## Task brief
Reproduce every record below exactly as written, but leave out any pictures.

---- Data for processing

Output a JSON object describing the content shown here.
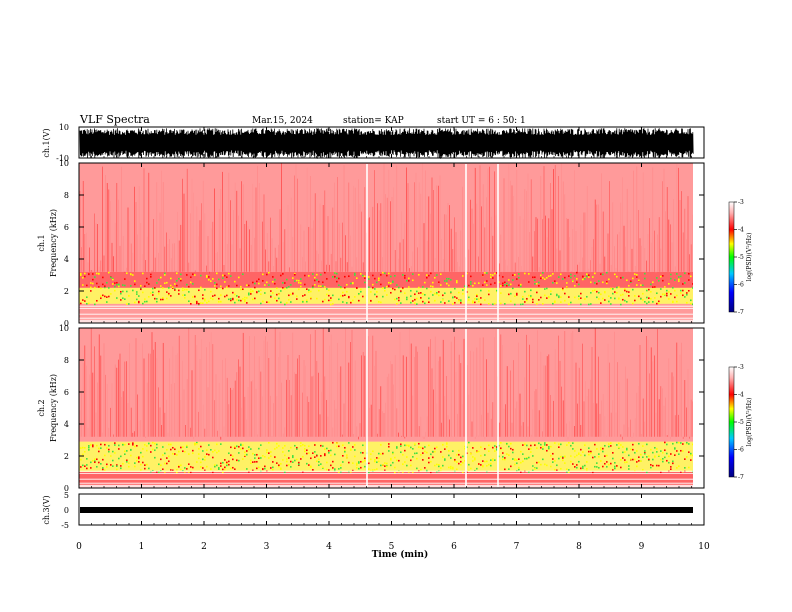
{
  "header": {
    "title": "VLF Spectra",
    "date": "Mar.15, 2024",
    "station": "station= KAP",
    "start": "start  UT =  6 : 50: 1"
  },
  "chart_data": [
    {
      "type": "line",
      "panel": "ch1-waveform",
      "ylabel": "ch.1(V)",
      "ylim": [
        -10,
        10
      ],
      "y_ticks": [
        "10",
        "-10"
      ],
      "note_series": "dense waveform shown as black band between about -9 and 9 V"
    },
    {
      "type": "heatmap",
      "panel": "ch1-spectrogram",
      "ylabel_top": "ch.1",
      "ylabel": "Frequency  (kHz)",
      "ylim": [
        0,
        10
      ],
      "y_ticks": [
        "0",
        "2",
        "4",
        "6",
        "8",
        "10"
      ],
      "colorbar": {
        "label": "log(PSD)(V²/Hz)",
        "ticks": [
          "-3",
          "-4",
          "-5",
          "-6",
          "-7"
        ],
        "range": [
          -7,
          -3
        ]
      },
      "bands_khz": [
        {
          "from": 0.2,
          "to": 1.2,
          "level": -3.6
        },
        {
          "from": 1.2,
          "to": 2.2,
          "level": -4.4
        },
        {
          "from": 2.2,
          "to": 3.2,
          "level": -4.0
        },
        {
          "from": 3.2,
          "to": 10,
          "level": -3.2
        }
      ]
    },
    {
      "type": "heatmap",
      "panel": "ch2-spectrogram",
      "ylabel_top": "ch.2",
      "ylabel": "Frequency  (kHz)",
      "ylim": [
        0,
        10
      ],
      "y_ticks": [
        "0",
        "2",
        "4",
        "6",
        "8",
        "10"
      ],
      "colorbar": {
        "label": "log(PSD)(V²/Hz)",
        "ticks": [
          "-3",
          "-4",
          "-5",
          "-6",
          "-7"
        ],
        "range": [
          -7,
          -3
        ]
      },
      "bands_khz": [
        {
          "from": 0.2,
          "to": 1.0,
          "level": -3.8
        },
        {
          "from": 1.0,
          "to": 2.0,
          "level": -4.8
        },
        {
          "from": 2.0,
          "to": 2.9,
          "level": -4.6
        },
        {
          "from": 2.9,
          "to": 10,
          "level": -3.2
        }
      ]
    },
    {
      "type": "line",
      "panel": "ch3-waveform",
      "ylabel": "ch.3(V)",
      "ylim": [
        -5,
        5
      ],
      "y_ticks": [
        "5",
        "0",
        "-5"
      ],
      "note_series": "narrow band around -0.5 V"
    }
  ],
  "xaxis": {
    "label": "Time  (min)",
    "range": [
      0,
      10
    ],
    "ticks": [
      "0",
      "1",
      "2",
      "3",
      "4",
      "5",
      "6",
      "7",
      "8",
      "9",
      "10"
    ]
  },
  "colors": {
    "low": "#1a1aff",
    "mid": "#22d022",
    "high": "#ff0000",
    "top": "#ffffff"
  }
}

--------

## Finished task
Output a JSON object describing the content shown here.
{
  "header": {
    "title": "VLF Spectra",
    "date": "Mar.15, 2024",
    "station": "station= KAP",
    "start": "start  UT =  6 : 50: 1"
  },
  "chart_data": [
    {
      "type": "line",
      "panel": "ch1-waveform",
      "ylabel": "ch.1(V)",
      "ylim": [
        -10,
        10
      ],
      "y_ticks": [
        "10",
        "-10"
      ],
      "note_series": "dense waveform shown as black band between about -9 and 9 V"
    },
    {
      "type": "heatmap",
      "panel": "ch1-spectrogram",
      "ylabel_top": "ch.1",
      "ylabel": "Frequency  (kHz)",
      "ylim": [
        0,
        10
      ],
      "y_ticks": [
        "0",
        "2",
        "4",
        "6",
        "8",
        "10"
      ],
      "colorbar": {
        "label": "log(PSD)(V²/Hz)",
        "ticks": [
          "-3",
          "-4",
          "-5",
          "-6",
          "-7"
        ],
        "range": [
          -7,
          -3
        ]
      },
      "bands_khz": [
        {
          "from": 0.2,
          "to": 1.2,
          "level": -3.6
        },
        {
          "from": 1.2,
          "to": 2.2,
          "level": -4.4
        },
        {
          "from": 2.2,
          "to": 3.2,
          "level": -4.0
        },
        {
          "from": 3.2,
          "to": 10,
          "level": -3.2
        }
      ]
    },
    {
      "type": "heatmap",
      "panel": "ch2-spectrogram",
      "ylabel_top": "ch.2",
      "ylabel": "Frequency  (kHz)",
      "ylim": [
        0,
        10
      ],
      "y_ticks": [
        "0",
        "2",
        "4",
        "6",
        "8",
        "10"
      ],
      "colorbar": {
        "label": "log(PSD)(V²/Hz)",
        "ticks": [
          "-3",
          "-4",
          "-5",
          "-6",
          "-7"
        ],
        "range": [
          -7,
          -3
        ]
      },
      "bands_khz": [
        {
          "from": 0.2,
          "to": 1.0,
          "level": -3.8
        },
        {
          "from": 1.0,
          "to": 2.0,
          "level": -4.8
        },
        {
          "from": 2.0,
          "to": 2.9,
          "level": -4.6
        },
        {
          "from": 2.9,
          "to": 10,
          "level": -3.2
        }
      ]
    },
    {
      "type": "line",
      "panel": "ch3-waveform",
      "ylabel": "ch.3(V)",
      "ylim": [
        -5,
        5
      ],
      "y_ticks": [
        "5",
        "0",
        "-5"
      ],
      "note_series": "narrow band around -0.5 V"
    }
  ],
  "xaxis": {
    "label": "Time  (min)",
    "range": [
      0,
      10
    ],
    "ticks": [
      "0",
      "1",
      "2",
      "3",
      "4",
      "5",
      "6",
      "7",
      "8",
      "9",
      "10"
    ]
  },
  "colors": {
    "low": "#1a1aff",
    "mid": "#22d022",
    "high": "#ff0000",
    "top": "#ffffff"
  }
}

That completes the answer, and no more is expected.